Dataset records:
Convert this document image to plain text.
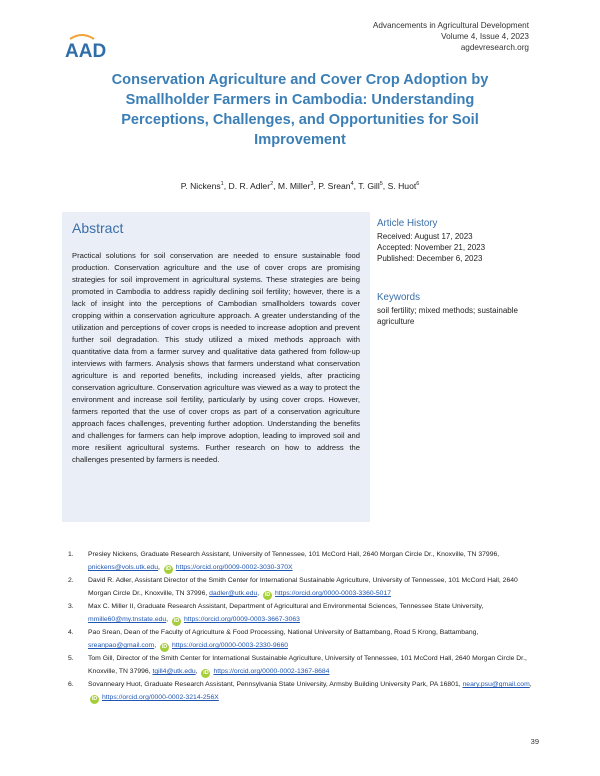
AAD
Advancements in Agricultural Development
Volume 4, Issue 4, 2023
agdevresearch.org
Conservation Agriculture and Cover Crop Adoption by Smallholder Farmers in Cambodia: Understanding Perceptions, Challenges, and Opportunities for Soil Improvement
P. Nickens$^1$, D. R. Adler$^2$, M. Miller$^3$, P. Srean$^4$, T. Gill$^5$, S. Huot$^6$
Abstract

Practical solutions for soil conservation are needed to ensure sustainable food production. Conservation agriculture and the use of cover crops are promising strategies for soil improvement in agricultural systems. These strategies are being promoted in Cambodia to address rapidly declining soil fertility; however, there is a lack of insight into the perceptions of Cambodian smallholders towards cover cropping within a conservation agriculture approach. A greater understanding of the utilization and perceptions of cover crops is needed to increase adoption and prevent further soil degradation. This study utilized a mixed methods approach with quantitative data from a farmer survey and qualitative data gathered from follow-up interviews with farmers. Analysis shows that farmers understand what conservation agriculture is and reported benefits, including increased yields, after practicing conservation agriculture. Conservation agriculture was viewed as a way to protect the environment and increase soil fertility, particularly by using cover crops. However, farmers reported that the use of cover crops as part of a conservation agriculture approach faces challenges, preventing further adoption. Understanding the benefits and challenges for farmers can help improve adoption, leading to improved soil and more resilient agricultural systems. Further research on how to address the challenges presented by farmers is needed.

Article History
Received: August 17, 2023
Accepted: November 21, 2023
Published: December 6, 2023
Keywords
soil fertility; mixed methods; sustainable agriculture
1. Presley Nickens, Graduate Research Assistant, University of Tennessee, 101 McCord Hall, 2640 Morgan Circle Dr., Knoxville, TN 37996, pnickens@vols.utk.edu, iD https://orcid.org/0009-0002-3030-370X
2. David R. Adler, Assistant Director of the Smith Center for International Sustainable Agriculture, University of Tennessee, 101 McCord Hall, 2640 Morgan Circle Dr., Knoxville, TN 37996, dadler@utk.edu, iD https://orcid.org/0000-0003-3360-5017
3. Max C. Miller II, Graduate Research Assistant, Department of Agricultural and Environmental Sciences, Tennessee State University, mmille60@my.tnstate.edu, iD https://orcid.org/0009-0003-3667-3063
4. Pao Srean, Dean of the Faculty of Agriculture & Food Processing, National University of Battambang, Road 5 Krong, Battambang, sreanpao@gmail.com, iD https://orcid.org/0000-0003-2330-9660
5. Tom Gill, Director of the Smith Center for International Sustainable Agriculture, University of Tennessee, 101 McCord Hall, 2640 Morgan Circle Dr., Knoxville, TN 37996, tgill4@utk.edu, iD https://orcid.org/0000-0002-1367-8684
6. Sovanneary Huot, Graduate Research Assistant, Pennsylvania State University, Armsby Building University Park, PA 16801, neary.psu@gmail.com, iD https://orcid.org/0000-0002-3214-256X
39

---

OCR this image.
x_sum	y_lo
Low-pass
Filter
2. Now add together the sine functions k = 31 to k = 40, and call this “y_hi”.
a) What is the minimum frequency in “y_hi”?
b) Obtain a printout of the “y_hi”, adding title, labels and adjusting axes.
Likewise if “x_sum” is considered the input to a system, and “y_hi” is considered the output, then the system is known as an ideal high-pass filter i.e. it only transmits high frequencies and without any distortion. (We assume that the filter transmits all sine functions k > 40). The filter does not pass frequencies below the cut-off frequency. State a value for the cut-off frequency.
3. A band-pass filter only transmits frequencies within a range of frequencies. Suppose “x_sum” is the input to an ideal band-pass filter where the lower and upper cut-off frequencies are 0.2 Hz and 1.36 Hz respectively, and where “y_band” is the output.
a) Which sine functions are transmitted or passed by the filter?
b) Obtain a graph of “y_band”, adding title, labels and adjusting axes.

---

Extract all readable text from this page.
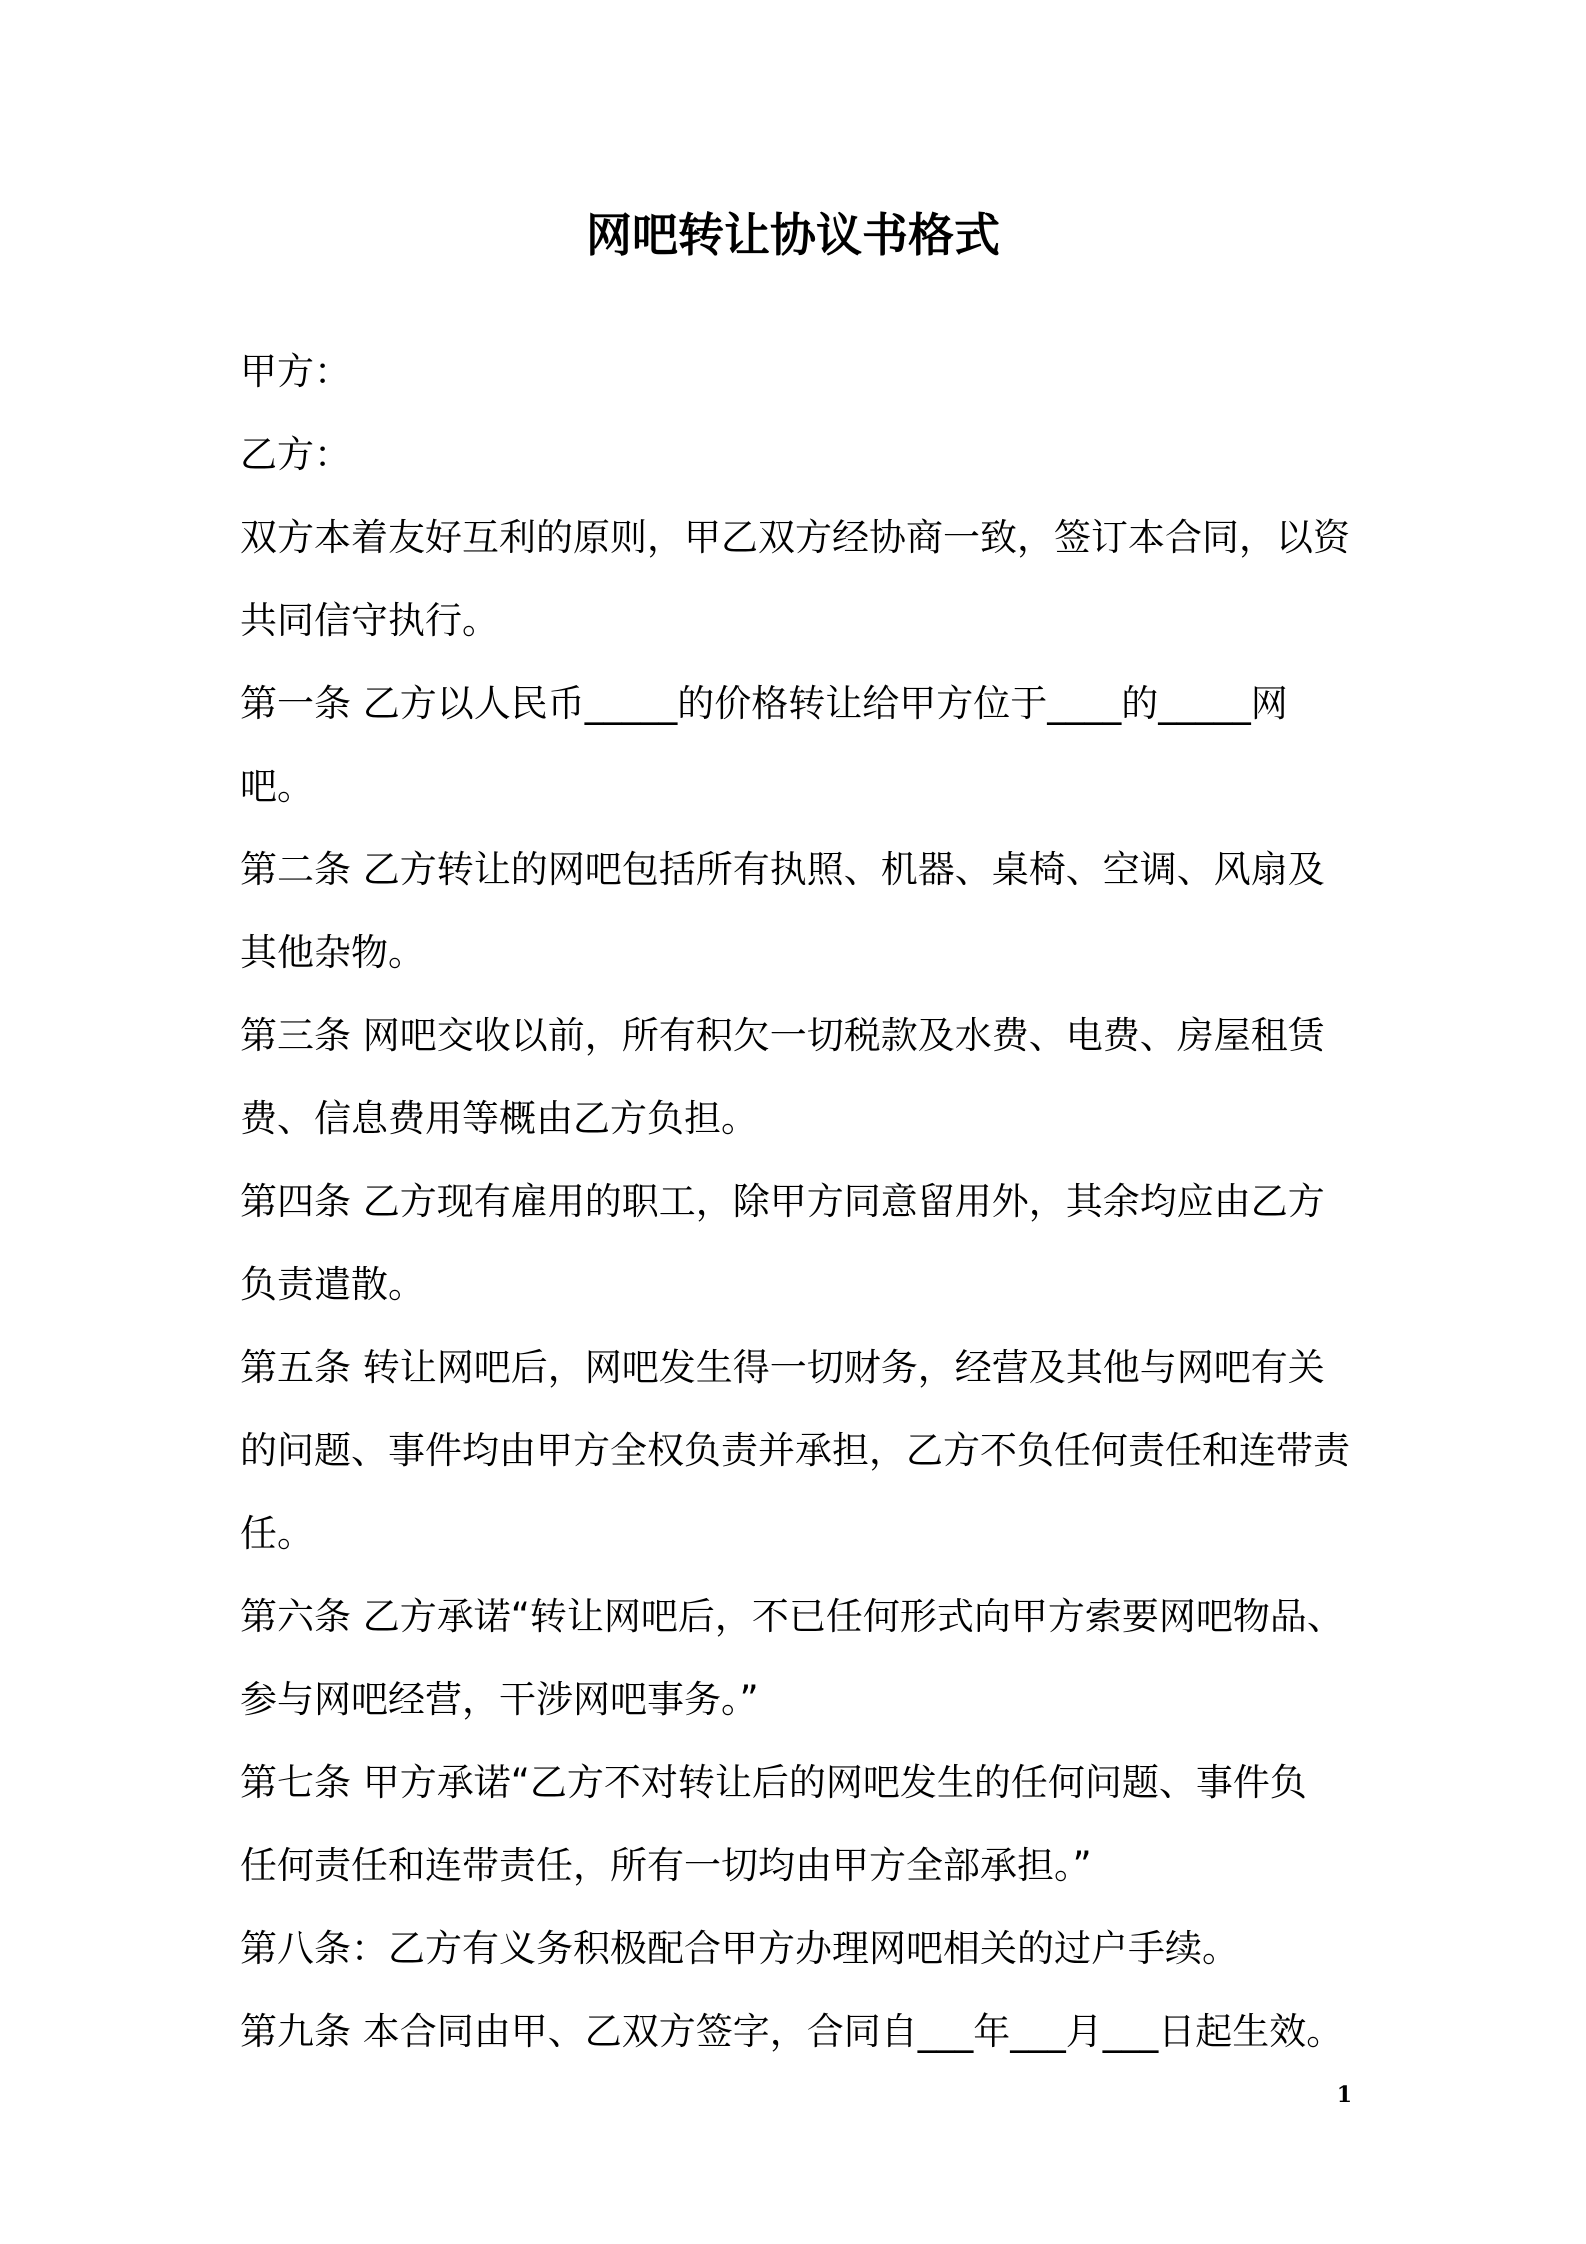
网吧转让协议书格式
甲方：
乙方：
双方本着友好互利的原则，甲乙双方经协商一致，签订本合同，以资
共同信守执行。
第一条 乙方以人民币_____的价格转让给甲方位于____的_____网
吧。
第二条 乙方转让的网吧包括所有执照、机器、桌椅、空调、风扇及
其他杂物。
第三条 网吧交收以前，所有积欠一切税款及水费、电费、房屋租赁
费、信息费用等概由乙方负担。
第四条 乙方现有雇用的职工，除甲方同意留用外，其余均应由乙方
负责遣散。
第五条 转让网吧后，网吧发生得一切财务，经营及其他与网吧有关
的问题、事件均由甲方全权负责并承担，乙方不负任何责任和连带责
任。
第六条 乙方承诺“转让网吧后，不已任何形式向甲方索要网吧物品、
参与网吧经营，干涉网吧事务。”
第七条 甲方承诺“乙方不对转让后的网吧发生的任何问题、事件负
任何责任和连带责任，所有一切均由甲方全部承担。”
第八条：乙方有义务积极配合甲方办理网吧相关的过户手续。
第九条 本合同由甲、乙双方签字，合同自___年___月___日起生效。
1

● **Work to complete**
Report how many lines above hold the string "Circle", giving nothing but the number.

● **Answer to this exercise**
3